### Aim of the exercise
Which lines contain the string "Solemacher"? Please list every one of them.

## BEGIN Dataset excerpts

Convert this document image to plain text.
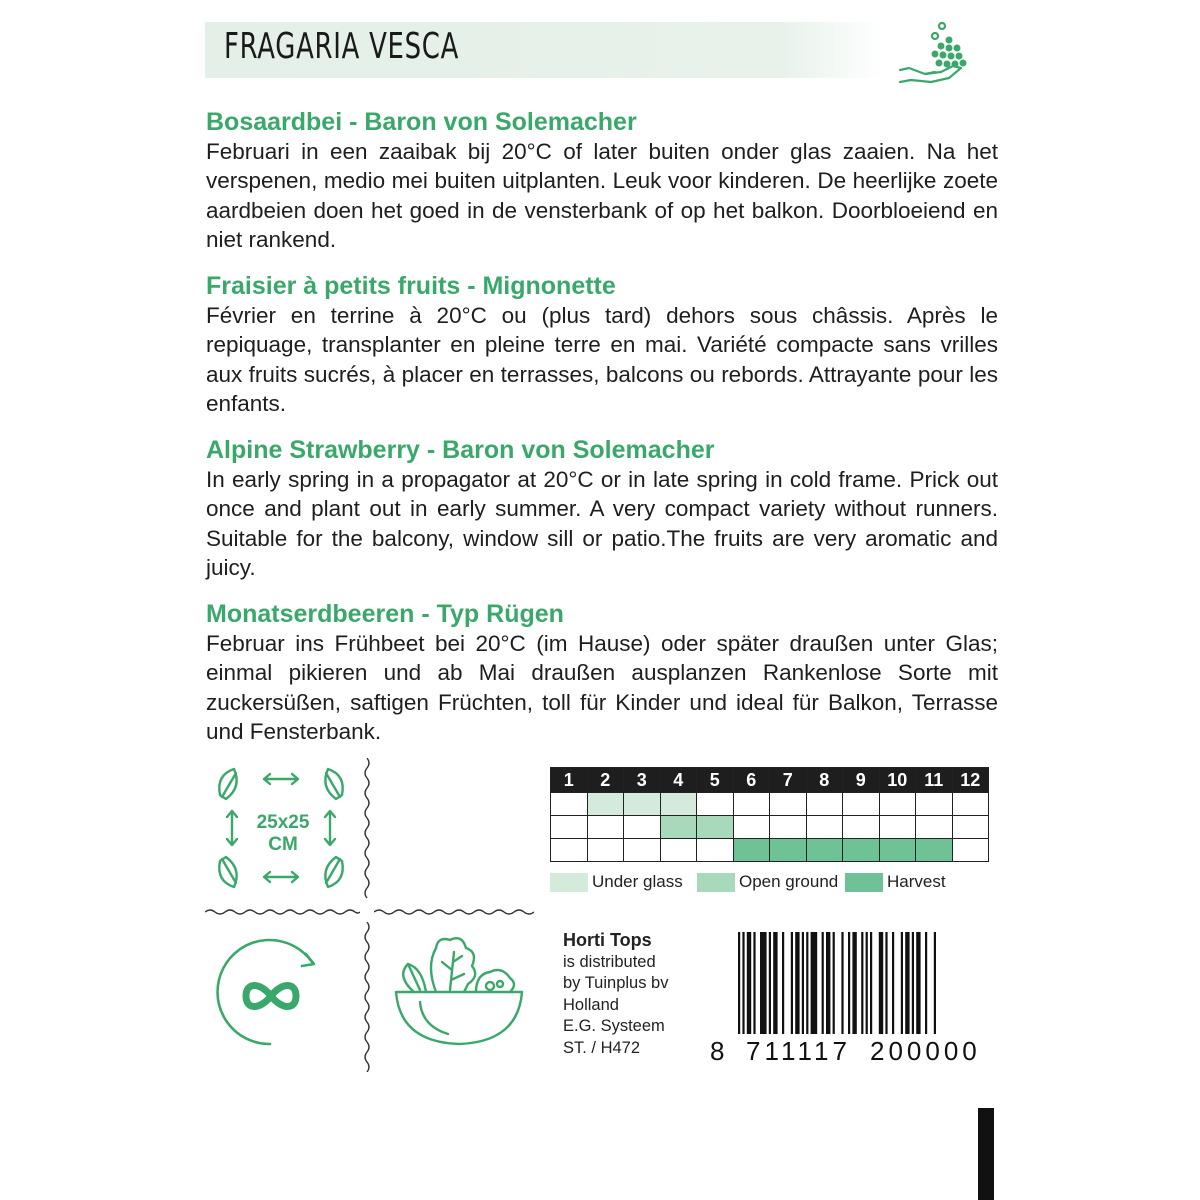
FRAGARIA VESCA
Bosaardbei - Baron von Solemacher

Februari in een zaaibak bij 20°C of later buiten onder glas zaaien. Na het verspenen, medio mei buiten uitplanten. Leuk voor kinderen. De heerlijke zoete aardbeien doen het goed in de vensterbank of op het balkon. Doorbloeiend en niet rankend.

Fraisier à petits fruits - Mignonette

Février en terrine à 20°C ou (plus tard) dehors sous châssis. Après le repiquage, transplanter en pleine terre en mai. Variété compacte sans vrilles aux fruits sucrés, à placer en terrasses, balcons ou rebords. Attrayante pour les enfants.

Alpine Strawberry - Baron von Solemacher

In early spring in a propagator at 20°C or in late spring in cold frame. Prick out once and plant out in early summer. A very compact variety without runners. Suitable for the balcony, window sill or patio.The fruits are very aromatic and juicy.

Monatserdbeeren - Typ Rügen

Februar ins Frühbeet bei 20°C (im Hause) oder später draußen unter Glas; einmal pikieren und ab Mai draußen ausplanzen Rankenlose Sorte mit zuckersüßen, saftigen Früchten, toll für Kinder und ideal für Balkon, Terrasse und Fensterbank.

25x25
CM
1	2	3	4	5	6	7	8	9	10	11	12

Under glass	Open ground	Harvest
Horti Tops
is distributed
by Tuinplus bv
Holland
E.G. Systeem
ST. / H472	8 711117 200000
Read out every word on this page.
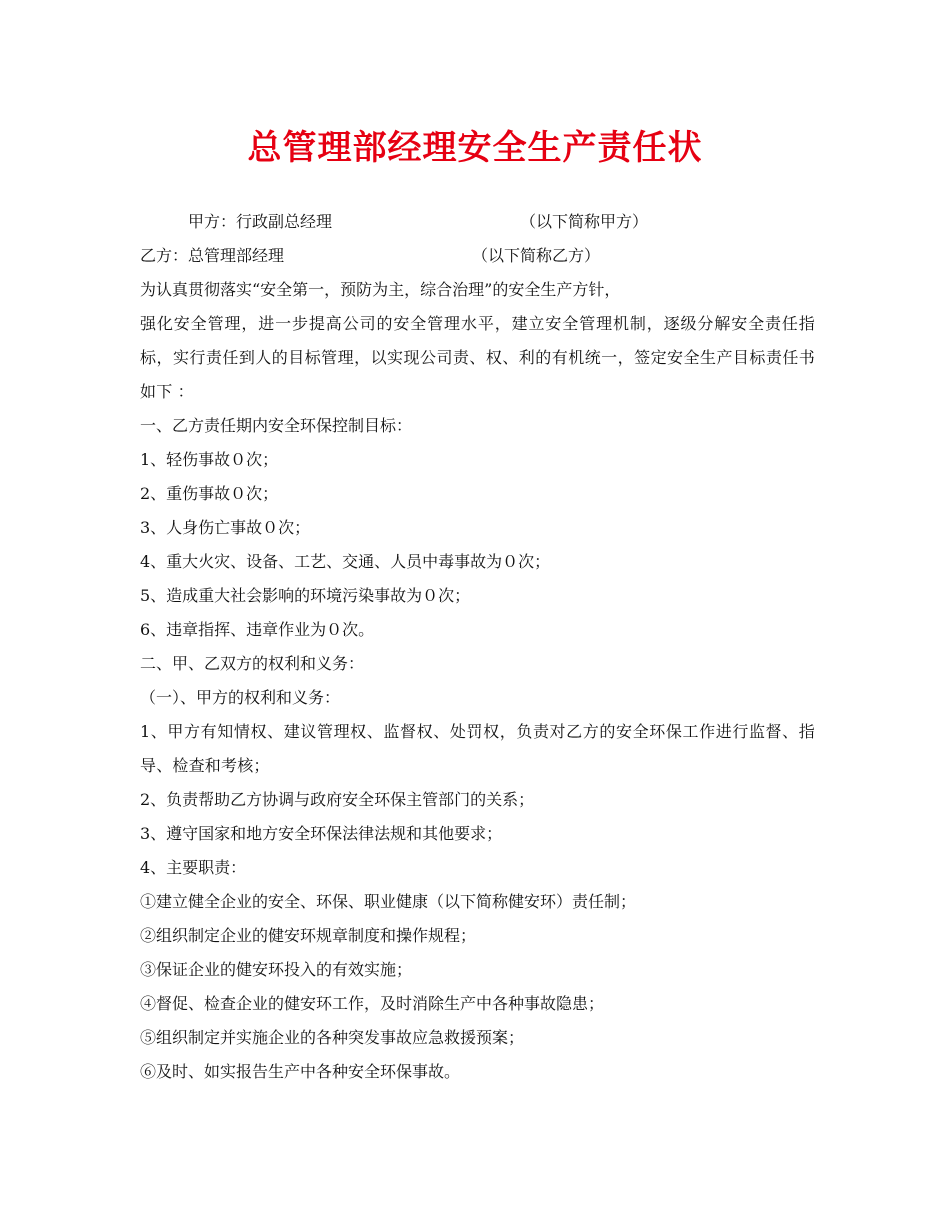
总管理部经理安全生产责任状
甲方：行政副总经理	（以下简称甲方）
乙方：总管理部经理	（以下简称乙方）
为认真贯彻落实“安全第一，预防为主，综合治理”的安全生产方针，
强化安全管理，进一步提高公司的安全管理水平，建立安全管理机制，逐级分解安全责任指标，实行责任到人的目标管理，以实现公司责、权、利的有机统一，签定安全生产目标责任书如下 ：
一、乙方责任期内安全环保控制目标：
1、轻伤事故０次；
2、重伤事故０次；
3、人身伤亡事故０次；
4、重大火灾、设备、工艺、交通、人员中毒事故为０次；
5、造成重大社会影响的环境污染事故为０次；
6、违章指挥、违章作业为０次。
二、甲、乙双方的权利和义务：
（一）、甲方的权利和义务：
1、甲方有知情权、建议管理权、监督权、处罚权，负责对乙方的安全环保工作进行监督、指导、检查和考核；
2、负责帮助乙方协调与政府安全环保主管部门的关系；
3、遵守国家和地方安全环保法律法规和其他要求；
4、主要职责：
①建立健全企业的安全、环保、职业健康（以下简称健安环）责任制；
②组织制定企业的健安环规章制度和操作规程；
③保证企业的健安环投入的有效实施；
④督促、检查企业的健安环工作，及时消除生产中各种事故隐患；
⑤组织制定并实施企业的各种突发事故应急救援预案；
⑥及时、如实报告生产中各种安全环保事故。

## END Dataset excerpts

### Solution for this problem
Bosaardbei - Baron von Solemacher
Alpine Strawberry - Baron von Solemacher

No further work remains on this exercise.